→ GIVEN RECORDS:
(begin)
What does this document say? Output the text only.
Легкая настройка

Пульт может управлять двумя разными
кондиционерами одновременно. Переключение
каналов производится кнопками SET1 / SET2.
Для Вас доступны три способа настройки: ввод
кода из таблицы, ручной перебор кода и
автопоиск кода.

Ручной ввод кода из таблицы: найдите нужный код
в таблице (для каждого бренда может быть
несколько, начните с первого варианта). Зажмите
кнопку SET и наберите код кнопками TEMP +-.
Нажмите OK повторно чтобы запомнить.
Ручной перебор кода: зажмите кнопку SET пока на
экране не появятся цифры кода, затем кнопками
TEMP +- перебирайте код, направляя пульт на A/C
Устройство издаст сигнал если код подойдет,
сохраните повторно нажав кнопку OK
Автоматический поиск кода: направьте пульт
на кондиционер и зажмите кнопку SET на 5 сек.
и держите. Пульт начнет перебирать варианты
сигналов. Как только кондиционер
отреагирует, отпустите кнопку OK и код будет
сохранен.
(end)
(begin)
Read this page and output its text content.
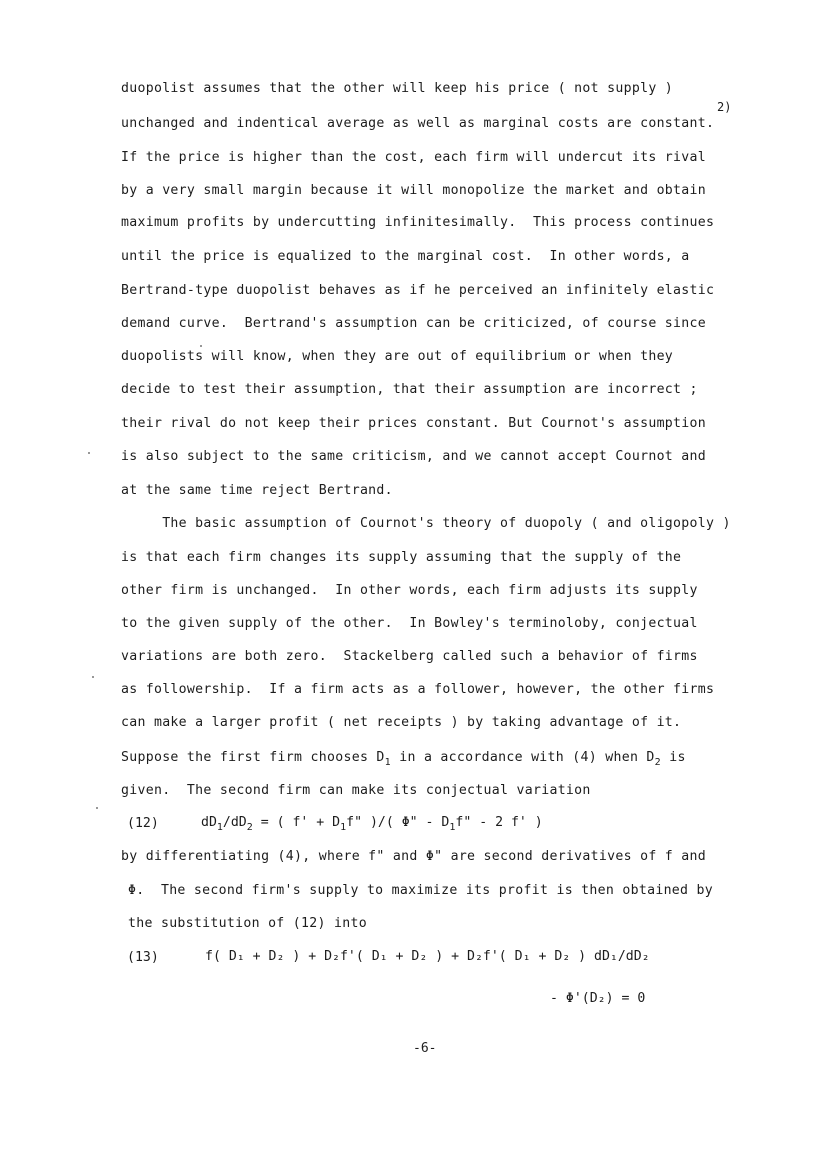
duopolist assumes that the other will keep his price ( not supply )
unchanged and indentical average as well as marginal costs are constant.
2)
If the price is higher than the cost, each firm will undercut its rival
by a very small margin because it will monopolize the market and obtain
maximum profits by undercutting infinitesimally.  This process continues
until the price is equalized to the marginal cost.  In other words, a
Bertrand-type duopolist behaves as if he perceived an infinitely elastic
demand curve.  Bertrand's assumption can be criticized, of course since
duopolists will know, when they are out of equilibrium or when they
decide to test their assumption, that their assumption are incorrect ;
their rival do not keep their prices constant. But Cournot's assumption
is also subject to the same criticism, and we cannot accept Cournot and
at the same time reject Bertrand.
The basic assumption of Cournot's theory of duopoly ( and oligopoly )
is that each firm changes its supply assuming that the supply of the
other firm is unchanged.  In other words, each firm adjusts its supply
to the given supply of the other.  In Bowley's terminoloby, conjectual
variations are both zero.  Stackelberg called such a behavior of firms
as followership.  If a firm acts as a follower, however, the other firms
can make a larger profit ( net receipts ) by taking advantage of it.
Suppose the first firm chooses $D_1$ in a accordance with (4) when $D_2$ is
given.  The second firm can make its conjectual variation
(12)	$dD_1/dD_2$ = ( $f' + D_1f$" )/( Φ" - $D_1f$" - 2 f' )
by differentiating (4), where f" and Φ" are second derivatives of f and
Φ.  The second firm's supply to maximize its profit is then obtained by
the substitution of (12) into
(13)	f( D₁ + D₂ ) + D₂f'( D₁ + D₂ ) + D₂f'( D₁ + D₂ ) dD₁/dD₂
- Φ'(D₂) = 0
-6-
(end)
→ WRITTEN INSTRUCTION:
Filter the records above and return every line that holds the word "same".

→ RESULT OF THIS TASK:
is also subject to the same criticism, and we cannot accept Cournot and
at the same time reject Bertrand.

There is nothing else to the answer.